-- start --
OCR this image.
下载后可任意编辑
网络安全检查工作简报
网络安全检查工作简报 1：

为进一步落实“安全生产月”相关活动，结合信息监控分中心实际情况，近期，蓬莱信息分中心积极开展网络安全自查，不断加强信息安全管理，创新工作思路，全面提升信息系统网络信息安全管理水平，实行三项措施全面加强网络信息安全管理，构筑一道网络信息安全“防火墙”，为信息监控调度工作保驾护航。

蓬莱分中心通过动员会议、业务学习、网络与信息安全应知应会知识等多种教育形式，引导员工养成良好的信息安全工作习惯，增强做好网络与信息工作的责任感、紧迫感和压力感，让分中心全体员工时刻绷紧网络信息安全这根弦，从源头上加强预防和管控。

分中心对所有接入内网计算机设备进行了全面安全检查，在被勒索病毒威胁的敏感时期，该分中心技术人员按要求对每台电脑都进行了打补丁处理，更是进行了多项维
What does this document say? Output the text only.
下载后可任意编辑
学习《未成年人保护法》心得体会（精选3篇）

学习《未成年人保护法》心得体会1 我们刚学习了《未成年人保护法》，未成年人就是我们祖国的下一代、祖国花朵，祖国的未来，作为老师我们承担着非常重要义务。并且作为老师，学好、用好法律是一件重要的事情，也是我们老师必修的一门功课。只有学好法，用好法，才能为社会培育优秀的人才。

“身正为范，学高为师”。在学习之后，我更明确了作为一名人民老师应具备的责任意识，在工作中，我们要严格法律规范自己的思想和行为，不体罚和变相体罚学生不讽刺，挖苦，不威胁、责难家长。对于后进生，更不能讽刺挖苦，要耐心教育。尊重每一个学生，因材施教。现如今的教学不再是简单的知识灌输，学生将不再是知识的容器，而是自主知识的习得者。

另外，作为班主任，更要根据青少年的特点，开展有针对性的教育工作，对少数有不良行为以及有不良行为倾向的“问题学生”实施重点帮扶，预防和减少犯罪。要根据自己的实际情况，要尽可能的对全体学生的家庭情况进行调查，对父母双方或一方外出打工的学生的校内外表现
-- end --
_Brief_.
Output all of the data again, exactly.

_Solution for this task_.
OCR this image.
下载后可任意编辑
网络安全检查工作简报
网络安全检查工作简报 1：

为进一步落实“安全生产月”相关活动，结合信息监控分中心实际情况，近期，蓬莱信息分中心积极开展网络安全自查，不断加强信息安全管理，创新工作思路，全面提升信息系统网络信息安全管理水平，实行三项措施全面加强网络信息安全管理，构筑一道网络信息安全“防火墙”，为信息监控调度工作保驾护航。

蓬莱分中心通过动员会议、业务学习、网络与信息安全应知应会知识等多种教育形式，引导员工养成良好的信息安全工作习惯，增强做好网络与信息工作的责任感、紧迫感和压力感，让分中心全体员工时刻绷紧网络信息安全这根弦，从源头上加强预防和管控。

分中心对所有接入内网计算机设备进行了全面安全检查，在被勒索病毒威胁的敏感时期，该分中心技术人员按要求对每台电脑都进行了打补丁处理，更是进行了多项维
What does this document say? Output the text only.
下载后可任意编辑
学习《未成年人保护法》心得体会（精选3篇）

学习《未成年人保护法》心得体会1 我们刚学习了《未成年人保护法》，未成年人就是我们祖国的下一代、祖国花朵，祖国的未来，作为老师我们承担着非常重要义务。并且作为老师，学好、用好法律是一件重要的事情，也是我们老师必修的一门功课。只有学好法，用好法，才能为社会培育优秀的人才。

“身正为范，学高为师”。在学习之后，我更明确了作为一名人民老师应具备的责任意识，在工作中，我们要严格法律规范自己的思想和行为，不体罚和变相体罚学生不讽刺，挖苦，不威胁、责难家长。对于后进生，更不能讽刺挖苦，要耐心教育。尊重每一个学生，因材施教。现如今的教学不再是简单的知识灌输，学生将不再是知识的容器，而是自主知识的习得者。

另外，作为班主任，更要根据青少年的特点，开展有针对性的教育工作，对少数有不良行为以及有不良行为倾向的“问题学生”实施重点帮扶，预防和减少犯罪。要根据自己的实际情况，要尽可能的对全体学生的家庭情况进行调查，对父母双方或一方外出打工的学生的校内外表现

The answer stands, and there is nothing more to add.